Find Limit of n*(x^(1/n)-1)-ln(x) for Any n

[bobby2k]

Homework Statement

Find the limit:

lim_{x -> \infty}[n*(x^{\frac{1}{n}}-1)-ln(x)], for any n.

Homework Equations

L'Hopitals rule.

The Attempt at a Solution

I know that the ratio of the first expression over the last goes to zero, by L'Hopital, but unfortunately I now have a difference and not a quotient. Is it possible to transform it in some way to use L'Hopital?

 

[mfb]

a-b = (ab-b^2)/b = (a/b - 1)/(1/b)
Not sure if one of those helps.

 

[scurty]

lim_{x -> \infty}[n*(x^{\frac{1}{n}}-1)-ln(x)], for any n.

$y = \displaystyle \lim_{x \to \infty}(ln[e^{n*(x^{\frac{1}{n}}-1)}]-ln(x))$
$y = \displaystyle \lim_{x \to \infty}\displaystyle ln\left[\frac{e^{n*(x^{\frac{1}{n}}-1)}}{x}\right]$
$e^y = \displaystyle \lim_{x \to \infty}\displaystyle \left[\frac{e^{n*(x^{\frac{1}{n}}-1)}}{x}\right]$

That gives it in fraction form. I'm not sure if it makes it easier to evaluate or not, I haven't tried the problem myself.

 

[mfb]

That gives it in fraction form. I'm not sure if it makes it easier to evaluate or not, I haven't tried the problem myself.

If you apply l'Hopital's rule on that fraction, you end up with the same fraction again (plus some irrelevant part you can ignore).

 

[scurty]

If you apply l'Hopital's rule on that fraction, you end up with the same fraction again (plus some irrelevant part you can ignore).

You're right.

I believe factoring out ln(x) so you have $\displaystyle\lim_{x\to\infty}\ln{(x)} \cdot \left(\frac{n(x^{1/n}-1)}{\ln{(x)}} - 1\right)$ might work. You can use l'Hospital's on the inside fraction which works better than what I suggested above.

— Provided data —
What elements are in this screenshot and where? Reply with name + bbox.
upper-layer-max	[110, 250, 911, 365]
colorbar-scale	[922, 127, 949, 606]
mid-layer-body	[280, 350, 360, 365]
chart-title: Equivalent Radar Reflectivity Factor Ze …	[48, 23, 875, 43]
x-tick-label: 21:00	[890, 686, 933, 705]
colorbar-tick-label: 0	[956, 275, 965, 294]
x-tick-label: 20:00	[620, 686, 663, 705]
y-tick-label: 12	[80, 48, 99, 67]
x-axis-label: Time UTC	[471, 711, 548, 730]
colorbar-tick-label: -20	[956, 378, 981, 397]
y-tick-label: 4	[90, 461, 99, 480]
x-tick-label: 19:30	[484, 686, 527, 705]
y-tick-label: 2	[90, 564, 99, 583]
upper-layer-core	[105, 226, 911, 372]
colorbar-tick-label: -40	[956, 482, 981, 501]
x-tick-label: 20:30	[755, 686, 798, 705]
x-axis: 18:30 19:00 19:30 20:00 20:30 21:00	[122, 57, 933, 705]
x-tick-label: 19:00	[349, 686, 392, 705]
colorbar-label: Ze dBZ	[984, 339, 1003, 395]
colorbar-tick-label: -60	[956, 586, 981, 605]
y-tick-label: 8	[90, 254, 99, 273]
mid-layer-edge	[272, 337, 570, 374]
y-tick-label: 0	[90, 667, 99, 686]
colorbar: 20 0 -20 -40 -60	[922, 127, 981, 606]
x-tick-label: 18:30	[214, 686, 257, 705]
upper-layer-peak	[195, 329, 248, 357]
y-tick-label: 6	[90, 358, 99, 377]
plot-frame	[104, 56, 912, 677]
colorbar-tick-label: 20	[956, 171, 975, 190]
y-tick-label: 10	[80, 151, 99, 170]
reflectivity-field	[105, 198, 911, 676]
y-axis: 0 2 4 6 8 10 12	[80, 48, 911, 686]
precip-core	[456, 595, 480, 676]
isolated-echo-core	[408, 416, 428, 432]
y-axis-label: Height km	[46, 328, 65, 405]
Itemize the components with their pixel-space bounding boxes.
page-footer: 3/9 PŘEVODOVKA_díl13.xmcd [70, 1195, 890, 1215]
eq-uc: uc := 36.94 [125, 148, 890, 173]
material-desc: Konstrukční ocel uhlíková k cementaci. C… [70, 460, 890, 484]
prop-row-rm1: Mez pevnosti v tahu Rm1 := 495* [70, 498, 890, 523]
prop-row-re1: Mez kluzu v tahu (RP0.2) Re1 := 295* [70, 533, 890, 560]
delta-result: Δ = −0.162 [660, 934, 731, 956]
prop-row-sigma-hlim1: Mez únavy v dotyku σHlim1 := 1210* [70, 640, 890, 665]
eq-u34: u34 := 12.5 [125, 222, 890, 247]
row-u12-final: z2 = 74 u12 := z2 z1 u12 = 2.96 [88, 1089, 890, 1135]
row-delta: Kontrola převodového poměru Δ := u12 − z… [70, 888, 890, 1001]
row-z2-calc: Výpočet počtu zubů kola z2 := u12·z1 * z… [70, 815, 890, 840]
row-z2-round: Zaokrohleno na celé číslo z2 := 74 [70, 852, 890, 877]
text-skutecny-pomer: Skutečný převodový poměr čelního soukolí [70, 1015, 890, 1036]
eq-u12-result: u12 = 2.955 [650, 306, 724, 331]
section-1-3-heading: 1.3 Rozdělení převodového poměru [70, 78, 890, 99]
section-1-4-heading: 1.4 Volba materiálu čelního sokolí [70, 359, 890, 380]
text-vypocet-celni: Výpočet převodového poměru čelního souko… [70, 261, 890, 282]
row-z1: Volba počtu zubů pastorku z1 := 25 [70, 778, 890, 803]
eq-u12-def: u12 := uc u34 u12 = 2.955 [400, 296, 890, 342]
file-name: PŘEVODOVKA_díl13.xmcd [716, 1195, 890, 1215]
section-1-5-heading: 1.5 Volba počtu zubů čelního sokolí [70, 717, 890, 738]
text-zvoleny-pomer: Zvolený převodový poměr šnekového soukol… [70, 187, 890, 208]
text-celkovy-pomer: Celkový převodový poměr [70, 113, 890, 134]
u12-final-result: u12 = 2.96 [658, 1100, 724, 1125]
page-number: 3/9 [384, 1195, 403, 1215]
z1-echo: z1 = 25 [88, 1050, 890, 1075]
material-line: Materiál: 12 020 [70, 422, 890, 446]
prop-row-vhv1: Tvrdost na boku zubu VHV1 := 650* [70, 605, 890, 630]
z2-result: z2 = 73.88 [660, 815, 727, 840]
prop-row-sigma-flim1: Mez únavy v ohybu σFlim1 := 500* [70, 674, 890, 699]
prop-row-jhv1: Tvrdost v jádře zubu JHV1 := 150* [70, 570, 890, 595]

— List of tasks —
1 - List the three section headings that divide the opening post of the limit thread.
2 - Reproduce, character for character, the portion of the limit thread starting at "You're right." and ending at "I suggested above.".

— Task-by-task results —
1 -
Homework Statement
Homework Equations
The Attempt at a Solution

2 -
You're right.

I believe factoring out ln(x) so you have $\displaystyle\lim_{x\to\infty}\ln{(x)} \cdot \left(\frac{n(x^{1/n}-1)}{\ln{(x)}} - 1\right)$ might work. You can use l'Hospital's on the inside fraction which works better than what I suggested above.